AVAILABLE DATA ->
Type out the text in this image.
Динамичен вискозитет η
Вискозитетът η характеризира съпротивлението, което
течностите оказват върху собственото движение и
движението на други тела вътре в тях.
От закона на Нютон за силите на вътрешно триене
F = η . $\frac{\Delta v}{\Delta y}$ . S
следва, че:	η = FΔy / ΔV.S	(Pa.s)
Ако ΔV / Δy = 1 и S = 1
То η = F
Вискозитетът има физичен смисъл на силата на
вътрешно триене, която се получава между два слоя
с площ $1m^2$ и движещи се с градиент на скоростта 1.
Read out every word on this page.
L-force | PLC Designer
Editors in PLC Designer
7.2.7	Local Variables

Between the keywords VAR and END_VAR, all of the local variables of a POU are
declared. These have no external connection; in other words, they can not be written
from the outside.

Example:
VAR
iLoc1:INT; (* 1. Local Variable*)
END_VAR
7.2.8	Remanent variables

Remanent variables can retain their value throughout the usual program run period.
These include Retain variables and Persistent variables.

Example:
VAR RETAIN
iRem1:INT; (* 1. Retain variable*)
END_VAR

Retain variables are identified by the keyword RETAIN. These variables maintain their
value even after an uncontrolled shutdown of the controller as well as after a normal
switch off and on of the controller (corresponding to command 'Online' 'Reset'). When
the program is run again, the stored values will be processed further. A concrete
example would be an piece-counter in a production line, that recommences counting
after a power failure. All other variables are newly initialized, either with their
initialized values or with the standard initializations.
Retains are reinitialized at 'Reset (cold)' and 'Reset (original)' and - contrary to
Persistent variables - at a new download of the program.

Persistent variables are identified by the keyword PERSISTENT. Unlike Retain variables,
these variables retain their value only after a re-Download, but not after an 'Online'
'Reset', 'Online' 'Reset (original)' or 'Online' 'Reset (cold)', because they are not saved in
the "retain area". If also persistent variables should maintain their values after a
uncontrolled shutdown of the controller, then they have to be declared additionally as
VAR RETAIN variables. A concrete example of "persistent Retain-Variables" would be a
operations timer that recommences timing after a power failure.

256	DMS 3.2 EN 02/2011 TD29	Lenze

DIRECTION ->
Copy the material above back out, exactly as written.

ANSWER BELOW ->
Type out the text in this image.
Динамичен вискозитет η
Вискозитетът η характеризира съпротивлението, което
течностите оказват върху собственото движение и
движението на други тела вътре в тях.
От закона на Нютон за силите на вътрешно триене
F = η . $\frac{\Delta v}{\Delta y}$ . S
следва, че:	η = FΔy / ΔV.S	(Pa.s)
Ако ΔV / Δy = 1 и S = 1
То η = F
Вискозитетът има физичен смисъл на силата на
вътрешно триене, която се получава между два слоя
с площ $1m^2$ и движещи се с градиент на скоростта 1.
Read out every word on this page.
L-force | PLC Designer
Editors in PLC Designer
7.2.7	Local Variables

Between the keywords VAR and END_VAR, all of the local variables of a POU are
declared. These have no external connection; in other words, they can not be written
from the outside.

Example:
VAR
iLoc1:INT; (* 1. Local Variable*)
END_VAR
7.2.8	Remanent variables

Remanent variables can retain their value throughout the usual program run period.
These include Retain variables and Persistent variables.

Example:
VAR RETAIN
iRem1:INT; (* 1. Retain variable*)
END_VAR

Retain variables are identified by the keyword RETAIN. These variables maintain their
value even after an uncontrolled shutdown of the controller as well as after a normal
switch off and on of the controller (corresponding to command 'Online' 'Reset'). When
the program is run again, the stored values will be processed further. A concrete
example would be an piece-counter in a production line, that recommences counting
after a power failure. All other variables are newly initialized, either with their
initialized values or with the standard initializations.
Retains are reinitialized at 'Reset (cold)' and 'Reset (original)' and - contrary to
Persistent variables - at a new download of the program.

Persistent variables are identified by the keyword PERSISTENT. Unlike Retain variables,
these variables retain their value only after a re-Download, but not after an 'Online'
'Reset', 'Online' 'Reset (original)' or 'Online' 'Reset (cold)', because they are not saved in
the "retain area". If also persistent variables should maintain their values after a
uncontrolled shutdown of the controller, then they have to be declared additionally as
VAR RETAIN variables. A concrete example of "persistent Retain-Variables" would be a
operations timer that recommences timing after a power failure.

256	DMS 3.2 EN 02/2011 TD29	Lenze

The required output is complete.